'''
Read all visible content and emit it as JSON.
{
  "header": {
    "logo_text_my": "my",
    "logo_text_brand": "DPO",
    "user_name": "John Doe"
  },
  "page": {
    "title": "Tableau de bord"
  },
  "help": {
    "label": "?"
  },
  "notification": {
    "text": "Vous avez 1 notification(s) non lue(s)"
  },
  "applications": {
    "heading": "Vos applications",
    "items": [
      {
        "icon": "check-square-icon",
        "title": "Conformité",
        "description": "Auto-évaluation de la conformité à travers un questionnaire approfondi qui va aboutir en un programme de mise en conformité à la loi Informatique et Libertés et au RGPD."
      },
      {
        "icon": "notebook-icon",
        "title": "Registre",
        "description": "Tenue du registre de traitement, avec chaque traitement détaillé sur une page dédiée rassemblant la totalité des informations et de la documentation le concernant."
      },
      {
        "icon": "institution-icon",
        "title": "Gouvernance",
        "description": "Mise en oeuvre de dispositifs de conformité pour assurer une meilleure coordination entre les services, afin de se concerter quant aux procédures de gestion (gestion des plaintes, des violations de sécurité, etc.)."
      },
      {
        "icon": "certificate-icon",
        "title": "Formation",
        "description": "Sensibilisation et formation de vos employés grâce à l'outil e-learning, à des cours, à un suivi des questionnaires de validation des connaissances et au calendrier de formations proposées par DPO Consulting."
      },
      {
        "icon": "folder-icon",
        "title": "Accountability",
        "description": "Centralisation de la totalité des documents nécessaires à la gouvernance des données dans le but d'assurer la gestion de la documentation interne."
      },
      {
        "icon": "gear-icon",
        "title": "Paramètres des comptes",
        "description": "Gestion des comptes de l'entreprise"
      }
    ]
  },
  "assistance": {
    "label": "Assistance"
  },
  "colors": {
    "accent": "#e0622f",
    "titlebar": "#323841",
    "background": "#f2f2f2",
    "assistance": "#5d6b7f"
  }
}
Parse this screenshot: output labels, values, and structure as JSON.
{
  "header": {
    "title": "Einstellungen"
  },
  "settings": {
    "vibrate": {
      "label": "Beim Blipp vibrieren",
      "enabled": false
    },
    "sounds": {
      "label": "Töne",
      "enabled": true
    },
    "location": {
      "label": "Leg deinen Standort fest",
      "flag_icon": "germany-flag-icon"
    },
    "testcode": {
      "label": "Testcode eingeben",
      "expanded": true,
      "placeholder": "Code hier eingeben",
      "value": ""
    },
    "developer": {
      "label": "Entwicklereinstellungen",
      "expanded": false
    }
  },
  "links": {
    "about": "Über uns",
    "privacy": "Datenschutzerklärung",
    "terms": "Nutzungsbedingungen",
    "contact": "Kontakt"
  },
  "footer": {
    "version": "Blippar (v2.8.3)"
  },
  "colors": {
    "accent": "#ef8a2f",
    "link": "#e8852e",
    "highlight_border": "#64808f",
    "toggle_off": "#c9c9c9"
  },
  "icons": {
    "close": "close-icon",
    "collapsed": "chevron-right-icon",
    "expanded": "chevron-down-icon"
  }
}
'''
### What you need to do
Copy out every line with the word "assurer".

### Task result
        "description": "Mise en oeuvre de dispositifs de conformité pour assurer une meilleure coordination entre les services, afin de se concerter quant aux procédures de gestion (gestion des plaintes, des violations de sécurité, etc.)."
        "description": "Centralisation de la totalité des documents nécessaires à la gouvernance des données dans le but d'assurer la gestion de la documentation interne."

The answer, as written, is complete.